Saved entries
/---

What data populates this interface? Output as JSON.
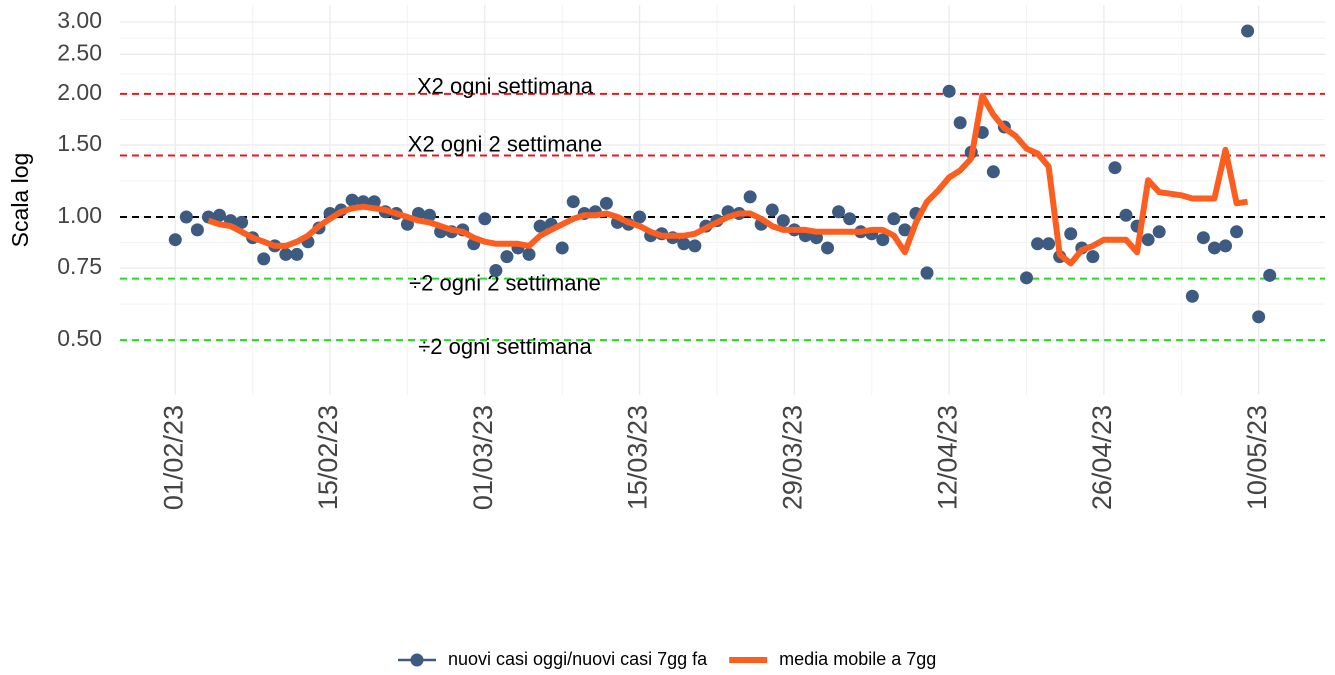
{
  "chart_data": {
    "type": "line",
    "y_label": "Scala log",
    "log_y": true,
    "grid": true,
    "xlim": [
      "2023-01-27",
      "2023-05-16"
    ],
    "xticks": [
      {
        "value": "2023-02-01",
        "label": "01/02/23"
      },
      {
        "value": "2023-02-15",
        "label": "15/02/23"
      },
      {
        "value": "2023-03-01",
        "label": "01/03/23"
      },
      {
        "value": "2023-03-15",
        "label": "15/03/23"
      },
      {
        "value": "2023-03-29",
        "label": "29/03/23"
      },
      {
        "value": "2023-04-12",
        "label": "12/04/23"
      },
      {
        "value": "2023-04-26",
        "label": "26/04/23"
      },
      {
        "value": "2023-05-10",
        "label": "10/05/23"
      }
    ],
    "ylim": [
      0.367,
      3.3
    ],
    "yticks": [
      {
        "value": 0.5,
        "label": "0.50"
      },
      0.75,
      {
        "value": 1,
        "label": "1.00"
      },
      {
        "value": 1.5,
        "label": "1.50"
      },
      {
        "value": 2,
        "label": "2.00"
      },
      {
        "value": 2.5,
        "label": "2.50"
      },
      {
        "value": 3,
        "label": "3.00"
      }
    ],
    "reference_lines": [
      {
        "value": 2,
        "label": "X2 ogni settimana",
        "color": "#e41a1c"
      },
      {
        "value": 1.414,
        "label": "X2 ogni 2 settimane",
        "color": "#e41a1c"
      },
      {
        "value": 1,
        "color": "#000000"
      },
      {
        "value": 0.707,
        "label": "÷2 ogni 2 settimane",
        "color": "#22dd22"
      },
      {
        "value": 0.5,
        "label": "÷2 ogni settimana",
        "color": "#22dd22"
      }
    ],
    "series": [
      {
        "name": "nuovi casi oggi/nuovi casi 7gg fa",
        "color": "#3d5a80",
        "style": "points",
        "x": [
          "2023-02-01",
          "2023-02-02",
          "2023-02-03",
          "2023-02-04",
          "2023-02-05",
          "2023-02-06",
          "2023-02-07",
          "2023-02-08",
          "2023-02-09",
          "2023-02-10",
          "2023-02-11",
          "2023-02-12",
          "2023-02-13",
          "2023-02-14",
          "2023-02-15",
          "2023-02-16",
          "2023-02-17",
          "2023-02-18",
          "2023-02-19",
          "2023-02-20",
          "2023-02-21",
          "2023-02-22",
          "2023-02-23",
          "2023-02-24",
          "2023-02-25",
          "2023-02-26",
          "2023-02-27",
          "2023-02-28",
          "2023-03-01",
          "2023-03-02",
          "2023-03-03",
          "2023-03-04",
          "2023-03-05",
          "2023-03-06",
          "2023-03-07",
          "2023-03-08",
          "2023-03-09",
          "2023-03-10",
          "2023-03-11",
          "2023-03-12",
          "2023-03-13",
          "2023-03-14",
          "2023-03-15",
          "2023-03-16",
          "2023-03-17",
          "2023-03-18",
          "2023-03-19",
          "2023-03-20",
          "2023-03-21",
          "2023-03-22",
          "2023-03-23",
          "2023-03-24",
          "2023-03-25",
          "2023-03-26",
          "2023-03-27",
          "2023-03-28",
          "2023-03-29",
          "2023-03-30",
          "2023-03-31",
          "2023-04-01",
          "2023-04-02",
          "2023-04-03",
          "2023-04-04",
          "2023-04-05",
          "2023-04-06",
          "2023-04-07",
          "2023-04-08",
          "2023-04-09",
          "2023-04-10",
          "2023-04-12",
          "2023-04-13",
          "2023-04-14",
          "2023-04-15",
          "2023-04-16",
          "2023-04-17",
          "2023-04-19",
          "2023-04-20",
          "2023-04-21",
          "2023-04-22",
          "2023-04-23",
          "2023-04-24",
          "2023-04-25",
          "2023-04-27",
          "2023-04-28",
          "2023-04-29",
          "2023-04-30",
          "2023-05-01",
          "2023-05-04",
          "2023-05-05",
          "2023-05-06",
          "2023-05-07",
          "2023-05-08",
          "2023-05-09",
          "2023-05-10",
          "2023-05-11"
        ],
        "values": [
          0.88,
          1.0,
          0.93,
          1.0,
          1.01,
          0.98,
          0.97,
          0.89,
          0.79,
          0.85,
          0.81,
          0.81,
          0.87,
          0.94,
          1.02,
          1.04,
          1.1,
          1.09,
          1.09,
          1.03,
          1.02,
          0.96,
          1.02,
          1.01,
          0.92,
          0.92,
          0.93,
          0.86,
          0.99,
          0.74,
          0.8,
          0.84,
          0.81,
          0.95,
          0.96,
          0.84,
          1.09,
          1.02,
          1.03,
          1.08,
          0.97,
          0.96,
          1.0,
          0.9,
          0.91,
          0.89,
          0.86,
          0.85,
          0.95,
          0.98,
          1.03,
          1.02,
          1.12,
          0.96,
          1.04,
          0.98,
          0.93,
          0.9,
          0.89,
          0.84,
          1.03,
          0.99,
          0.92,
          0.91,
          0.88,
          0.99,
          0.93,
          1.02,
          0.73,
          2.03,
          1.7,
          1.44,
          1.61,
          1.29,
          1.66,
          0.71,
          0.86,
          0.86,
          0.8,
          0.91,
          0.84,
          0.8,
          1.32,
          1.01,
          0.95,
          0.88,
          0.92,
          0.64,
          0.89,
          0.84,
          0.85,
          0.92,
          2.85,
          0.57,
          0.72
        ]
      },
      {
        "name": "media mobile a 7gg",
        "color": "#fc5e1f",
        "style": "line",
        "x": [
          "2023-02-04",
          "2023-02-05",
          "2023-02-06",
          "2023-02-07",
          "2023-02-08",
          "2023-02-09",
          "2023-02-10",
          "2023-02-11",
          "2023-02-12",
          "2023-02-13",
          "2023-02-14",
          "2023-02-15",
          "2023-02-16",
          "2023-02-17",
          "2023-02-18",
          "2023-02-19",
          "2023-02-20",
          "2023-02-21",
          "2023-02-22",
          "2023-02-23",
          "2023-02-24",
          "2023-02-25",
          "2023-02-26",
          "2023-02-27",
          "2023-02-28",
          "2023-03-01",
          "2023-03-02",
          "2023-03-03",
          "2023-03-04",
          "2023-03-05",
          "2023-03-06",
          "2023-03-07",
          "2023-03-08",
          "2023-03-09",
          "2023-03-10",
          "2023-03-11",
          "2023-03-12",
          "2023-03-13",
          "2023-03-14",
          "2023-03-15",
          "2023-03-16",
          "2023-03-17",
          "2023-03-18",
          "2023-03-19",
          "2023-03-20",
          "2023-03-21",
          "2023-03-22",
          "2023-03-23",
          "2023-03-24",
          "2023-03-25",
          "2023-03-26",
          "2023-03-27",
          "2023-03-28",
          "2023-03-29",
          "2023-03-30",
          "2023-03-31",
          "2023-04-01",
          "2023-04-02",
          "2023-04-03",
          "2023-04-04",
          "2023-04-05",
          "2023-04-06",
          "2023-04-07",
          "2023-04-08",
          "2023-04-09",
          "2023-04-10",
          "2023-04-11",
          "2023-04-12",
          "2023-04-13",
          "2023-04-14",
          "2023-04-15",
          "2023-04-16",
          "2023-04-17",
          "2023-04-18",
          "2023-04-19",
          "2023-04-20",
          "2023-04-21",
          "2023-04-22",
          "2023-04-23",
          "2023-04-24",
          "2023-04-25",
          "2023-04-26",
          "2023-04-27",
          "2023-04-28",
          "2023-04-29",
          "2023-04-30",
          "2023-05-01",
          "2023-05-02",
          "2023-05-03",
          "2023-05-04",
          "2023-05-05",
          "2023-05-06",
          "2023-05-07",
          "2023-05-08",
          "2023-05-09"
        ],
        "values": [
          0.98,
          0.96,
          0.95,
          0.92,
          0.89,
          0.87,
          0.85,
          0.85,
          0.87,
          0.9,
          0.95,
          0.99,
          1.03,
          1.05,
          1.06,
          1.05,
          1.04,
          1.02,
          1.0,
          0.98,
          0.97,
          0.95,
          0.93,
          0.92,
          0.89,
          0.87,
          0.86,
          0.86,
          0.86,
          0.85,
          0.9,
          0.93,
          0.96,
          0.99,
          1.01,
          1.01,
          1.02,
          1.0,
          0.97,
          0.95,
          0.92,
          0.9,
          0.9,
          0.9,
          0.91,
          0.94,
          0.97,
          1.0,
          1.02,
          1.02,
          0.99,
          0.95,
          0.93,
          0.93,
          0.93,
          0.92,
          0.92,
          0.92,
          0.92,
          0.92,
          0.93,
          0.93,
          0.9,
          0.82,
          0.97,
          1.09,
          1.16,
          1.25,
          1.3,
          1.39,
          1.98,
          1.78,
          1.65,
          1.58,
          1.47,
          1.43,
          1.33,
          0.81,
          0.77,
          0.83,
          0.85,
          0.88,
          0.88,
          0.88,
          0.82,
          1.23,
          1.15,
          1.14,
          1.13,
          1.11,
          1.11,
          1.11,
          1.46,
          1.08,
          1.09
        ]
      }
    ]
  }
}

\---

Goal of the exercise
Gather each line in the data that holds the string "settimana".

Finished task
        "label": "X2 ogni settimana",
        "label": "÷2 ogni settimana",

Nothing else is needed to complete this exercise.